>> Start RECORDS FOR THE EXERCISE
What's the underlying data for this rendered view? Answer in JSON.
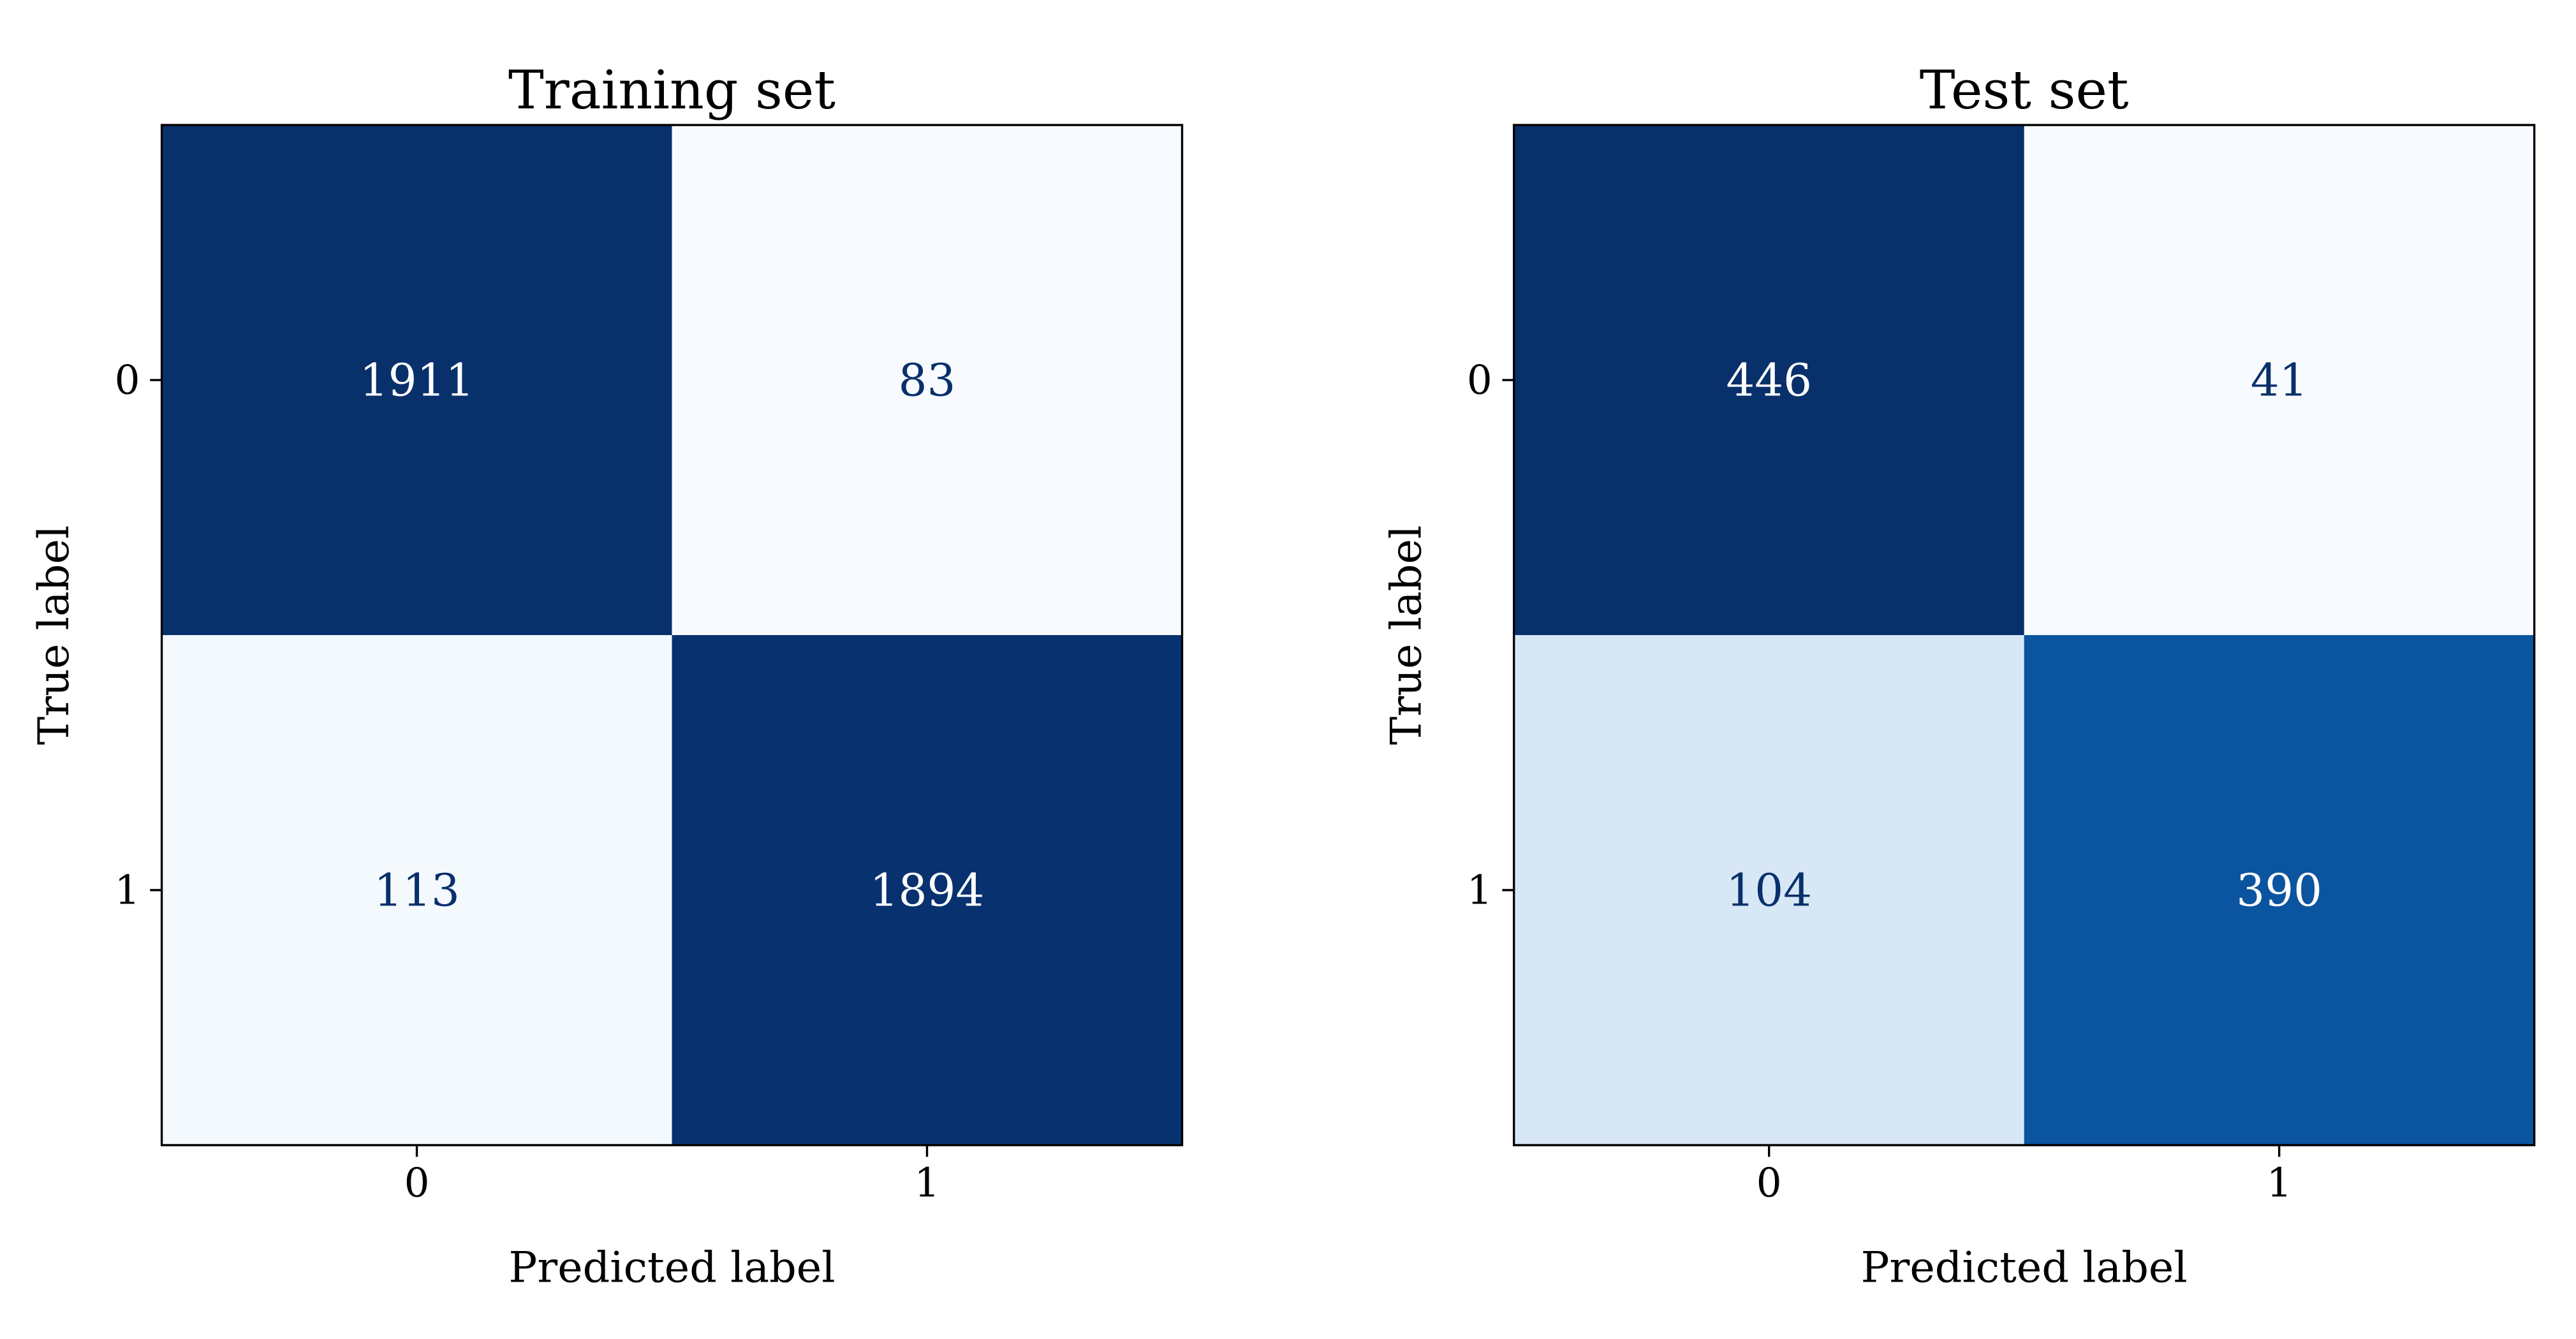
{
  "chart_data": [
    {
      "type": "heatmap",
      "title": "Training set",
      "xlabel": "Predicted label",
      "ylabel": "True label",
      "x_categories": [
        "0",
        "1"
      ],
      "y_categories": [
        "0",
        "1"
      ],
      "values": [
        [
          1911,
          83
        ],
        [
          113,
          1894
        ]
      ],
      "colormap": "Blues",
      "colorbar": false,
      "grid": false
    },
    {
      "type": "heatmap",
      "title": "Test set",
      "xlabel": "Predicted label",
      "ylabel": "True label",
      "x_categories": [
        "0",
        "1"
      ],
      "y_categories": [
        "0",
        "1"
      ],
      "values": [
        [
          446,
          41
        ],
        [
          104,
          390
        ]
      ],
      "colormap": "Blues",
      "colorbar": false,
      "grid": false
    }
  ],
  "colors": {
    "light_text": "#ffffff",
    "dark_text": "#08306b",
    "axis": "#000000"
  }
}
>> End RECORDS FOR THE EXERCISE
DIRECTIONS
From the material above, copy everything exactly but the pictures.

TASK SOLUTION
What's the underlying data for this rendered view? Answer in JSON.
{
  "chart_data": [
    {
      "type": "heatmap",
      "title": "Training set",
      "xlabel": "Predicted label",
      "ylabel": "True label",
      "x_categories": [
        "0",
        "1"
      ],
      "y_categories": [
        "0",
        "1"
      ],
      "values": [
        [
          1911,
          83
        ],
        [
          113,
          1894
        ]
      ],
      "colormap": "Blues",
      "colorbar": false,
      "grid": false
    },
    {
      "type": "heatmap",
      "title": "Test set",
      "xlabel": "Predicted label",
      "ylabel": "True label",
      "x_categories": [
        "0",
        "1"
      ],
      "y_categories": [
        "0",
        "1"
      ],
      "values": [
        [
          446,
          41
        ],
        [
          104,
          390
        ]
      ],
      "colormap": "Blues",
      "colorbar": false,
      "grid": false
    }
  ],
  "colors": {
    "light_text": "#ffffff",
    "dark_text": "#08306b",
    "axis": "#000000"
  }
}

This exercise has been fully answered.